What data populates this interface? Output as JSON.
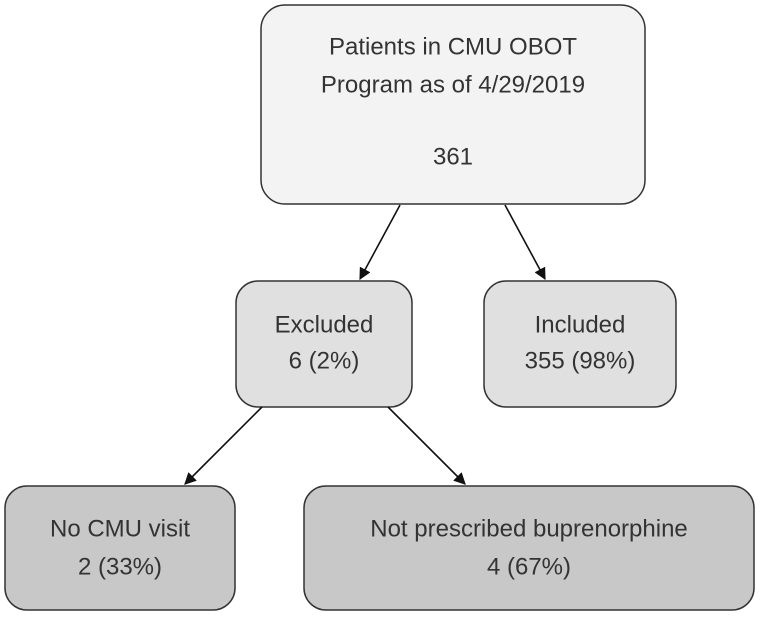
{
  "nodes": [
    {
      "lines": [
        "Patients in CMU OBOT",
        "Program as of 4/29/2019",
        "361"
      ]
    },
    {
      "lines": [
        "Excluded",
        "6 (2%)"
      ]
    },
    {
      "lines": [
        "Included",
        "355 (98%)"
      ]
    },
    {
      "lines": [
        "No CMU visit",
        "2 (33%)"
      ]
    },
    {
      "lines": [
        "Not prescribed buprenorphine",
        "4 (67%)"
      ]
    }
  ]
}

########################################

WORK ITEM:
Repeat the data exactly as written, but without the pictures.

ANSWER SECTION:
What data populates this interface? Output as JSON.
{
  "nodes": [
    {
      "lines": [
        "Patients in CMU OBOT",
        "Program as of 4/29/2019",
        "361"
      ]
    },
    {
      "lines": [
        "Excluded",
        "6 (2%)"
      ]
    },
    {
      "lines": [
        "Included",
        "355 (98%)"
      ]
    },
    {
      "lines": [
        "No CMU visit",
        "2 (33%)"
      ]
    },
    {
      "lines": [
        "Not prescribed buprenorphine",
        "4 (67%)"
      ]
    }
  ]
}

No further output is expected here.